SHORT TASK
Exclude all pictures, then copy each of the records exactly as written.
::::
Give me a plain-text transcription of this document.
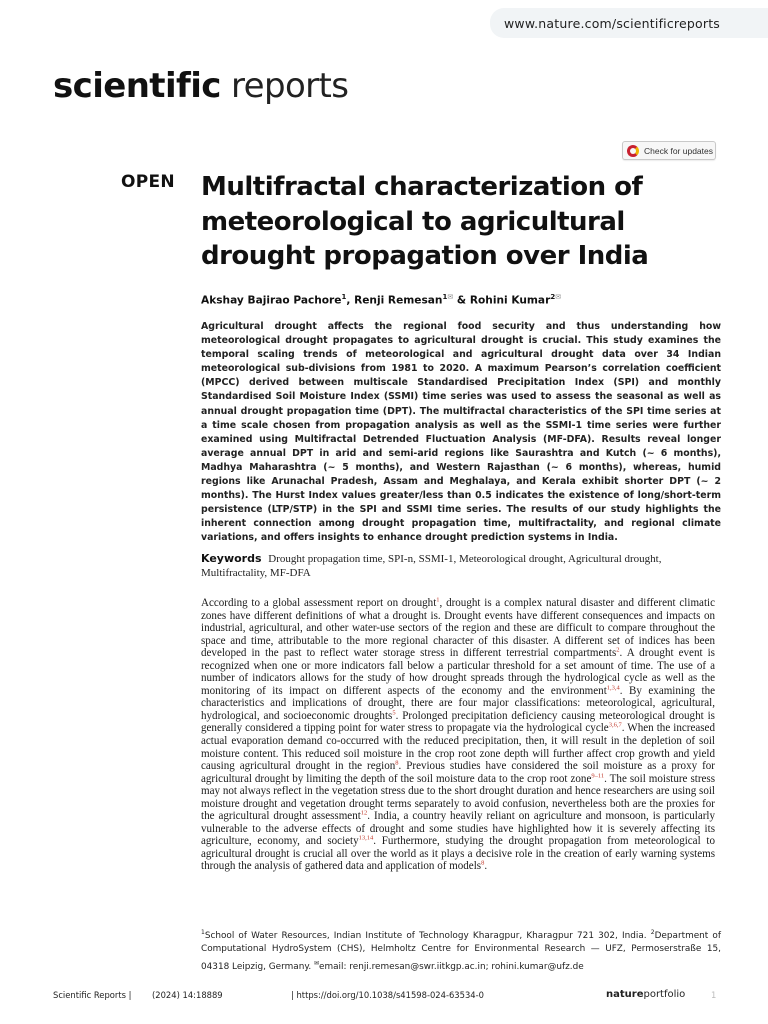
www.nature.com/scientificreports
scientific reports
Check for updates
OPEN Multifractal characterization of meteorological to agricultural drought propagation over India
Akshay Bajirao Pachore$^1$, Renji Remesan$^{1✉}$ & Rohini Kumar$^{2✉}$

Agricultural drought affects the regional food security and thus understanding how meteorological drought propagates to agricultural drought is crucial. This study examines the temporal scaling trends of meteorological and agricultural drought data over 34 Indian meteorological sub-divisions from 1981 to 2020. A maximum Pearson’s correlation coefficient (MPCC) derived between multiscale Standardised Precipitation Index (SPI) and monthly Standardised Soil Moisture Index (SSMI) time series was used to assess the seasonal as well as annual drought propagation time (DPT). The multifractal characteristics of the SPI time series at a time scale chosen from propagation analysis as well as the SSMI-1 time series were further examined using Multifractal Detrended Fluctuation Analysis (MF-DFA). Results reveal longer average annual DPT in arid and semi-arid regions like Saurashtra and Kutch (~ 6 months), Madhya Maharashtra (~ 5 months), and Western Rajasthan (~ 6 months), whereas, humid regions like Arunachal Pradesh, Assam and Meghalaya, and Kerala exhibit shorter DPT (~ 2 months). The Hurst Index values greater/less than 0.5 indicates the existence of long/short-term persistence (LTP/STP) in the SPI and SSMI time series. The results of our study highlights the inherent connection among drought propagation time, multifractality, and regional climate variations, and offers insights to enhance drought prediction systems in India.

Keywords Drought propagation time, SPI-n, SSMI-1, Meteorological drought, Agricultural drought, Multifractality, MF-DFA

According to a global assessment report on drought$^1$, drought is a complex natural disaster and different climatic zones have different definitions of what a drought is. Drought events have different consequences and impacts on industrial, agricultural, and other water-use sectors of the region and these are difficult to compare throughout the space and time, attributable to the more regional character of this disaster. A different set of indices has been developed in the past to reflect water storage stress in different terrestrial compartments$^2$. A drought event is recognized when one or more indicators fall below a particular threshold for a set amount of time. The use of a number of indicators allows for the study of how drought spreads through the hydrological cycle as well as the monitoring of its impact on different aspects of the economy and the environment$^{1,3,4}$. By examining the characteristics and implications of drought, there are four major classifications: meteorological, agricultural, hydrological, and socioeconomic droughts$^5$. Prolonged precipitation deficiency causing meteorological drought is generally considered a tipping point for water stress to propagate via the hydrological cycle$^{3,6,7}$. When the increased actual evaporation demand co-occurred with the reduced precipitation, then, it will result in the depletion of soil moisture content. This reduced soil moisture in the crop root zone depth will further affect crop growth and yield causing agricultural drought in the region$^8$. Previous studies have considered the soil moisture as a proxy for agricultural drought by limiting the depth of the soil moisture data to the crop root zone$^{9-11}$. The soil moisture stress may not always reflect in the vegetation stress due to the short drought duration and hence researchers are using soil moisture drought and vegetation drought terms separately to avoid confusion, nevertheless both are the proxies for the agricultural drought assessment$^{12}$. India, a country heavily reliant on agriculture and monsoon, is particularly vulnerable to the adverse effects of drought and some studies have highlighted how it is severely affecting its agriculture, economy, and society$^{13,14}$. Furthermore, studying the drought propagation from meteorological to agricultural drought is crucial all over the world as it plays a decisive role in the creation of early warning systems through the analysis of gathered data and application of models$^8$.

$^1$School of Water Resources, Indian Institute of Technology Kharagpur, Kharagpur 721 302, India. $^2$Department of Computational HydroSystem (CHS), Helmholtz Centre for Environmental Research — UFZ, Permoserstraße 15, 04318 Leipzig, Germany. ✉email: renji.remesan@swr.iitkgp.ac.in; rohini.kumar@ufz.de

Scientific Reports | (2024) 14:18889	| https://doi.org/10.1038/s41598-024-63534-0	natureportfolio	1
::::
THE SOLUTION
Give me a plain-text transcription of this document.
www.nature.com/scientificreports
scientific reports
Check for updates
OPEN Multifractal characterization of meteorological to agricultural drought propagation over India
Akshay Bajirao Pachore$^1$, Renji Remesan$^{1✉}$ & Rohini Kumar$^{2✉}$

Agricultural drought affects the regional food security and thus understanding how meteorological drought propagates to agricultural drought is crucial. This study examines the temporal scaling trends of meteorological and agricultural drought data over 34 Indian meteorological sub-divisions from 1981 to 2020. A maximum Pearson’s correlation coefficient (MPCC) derived between multiscale Standardised Precipitation Index (SPI) and monthly Standardised Soil Moisture Index (SSMI) time series was used to assess the seasonal as well as annual drought propagation time (DPT). The multifractal characteristics of the SPI time series at a time scale chosen from propagation analysis as well as the SSMI-1 time series were further examined using Multifractal Detrended Fluctuation Analysis (MF-DFA). Results reveal longer average annual DPT in arid and semi-arid regions like Saurashtra and Kutch (~ 6 months), Madhya Maharashtra (~ 5 months), and Western Rajasthan (~ 6 months), whereas, humid regions like Arunachal Pradesh, Assam and Meghalaya, and Kerala exhibit shorter DPT (~ 2 months). The Hurst Index values greater/less than 0.5 indicates the existence of long/short-term persistence (LTP/STP) in the SPI and SSMI time series. The results of our study highlights the inherent connection among drought propagation time, multifractality, and regional climate variations, and offers insights to enhance drought prediction systems in India.

Keywords Drought propagation time, SPI-n, SSMI-1, Meteorological drought, Agricultural drought, Multifractality, MF-DFA

According to a global assessment report on drought$^1$, drought is a complex natural disaster and different climatic zones have different definitions of what a drought is. Drought events have different consequences and impacts on industrial, agricultural, and other water-use sectors of the region and these are difficult to compare throughout the space and time, attributable to the more regional character of this disaster. A different set of indices has been developed in the past to reflect water storage stress in different terrestrial compartments$^2$. A drought event is recognized when one or more indicators fall below a particular threshold for a set amount of time. The use of a number of indicators allows for the study of how drought spreads through the hydrological cycle as well as the monitoring of its impact on different aspects of the economy and the environment$^{1,3,4}$. By examining the characteristics and implications of drought, there are four major classifications: meteorological, agricultural, hydrological, and socioeconomic droughts$^5$. Prolonged precipitation deficiency causing meteorological drought is generally considered a tipping point for water stress to propagate via the hydrological cycle$^{3,6,7}$. When the increased actual evaporation demand co-occurred with the reduced precipitation, then, it will result in the depletion of soil moisture content. This reduced soil moisture in the crop root zone depth will further affect crop growth and yield causing agricultural drought in the region$^8$. Previous studies have considered the soil moisture as a proxy for agricultural drought by limiting the depth of the soil moisture data to the crop root zone$^{9-11}$. The soil moisture stress may not always reflect in the vegetation stress due to the short drought duration and hence researchers are using soil moisture drought and vegetation drought terms separately to avoid confusion, nevertheless both are the proxies for the agricultural drought assessment$^{12}$. India, a country heavily reliant on agriculture and monsoon, is particularly vulnerable to the adverse effects of drought and some studies have highlighted how it is severely affecting its agriculture, economy, and society$^{13,14}$. Furthermore, studying the drought propagation from meteorological to agricultural drought is crucial all over the world as it plays a decisive role in the creation of early warning systems through the analysis of gathered data and application of models$^8$.

$^1$School of Water Resources, Indian Institute of Technology Kharagpur, Kharagpur 721 302, India. $^2$Department of Computational HydroSystem (CHS), Helmholtz Centre for Environmental Research — UFZ, Permoserstraße 15, 04318 Leipzig, Germany. ✉email: renji.remesan@swr.iitkgp.ac.in; rohini.kumar@ufz.de

Scientific Reports | (2024) 14:18889	| https://doi.org/10.1038/s41598-024-63534-0	natureportfolio	1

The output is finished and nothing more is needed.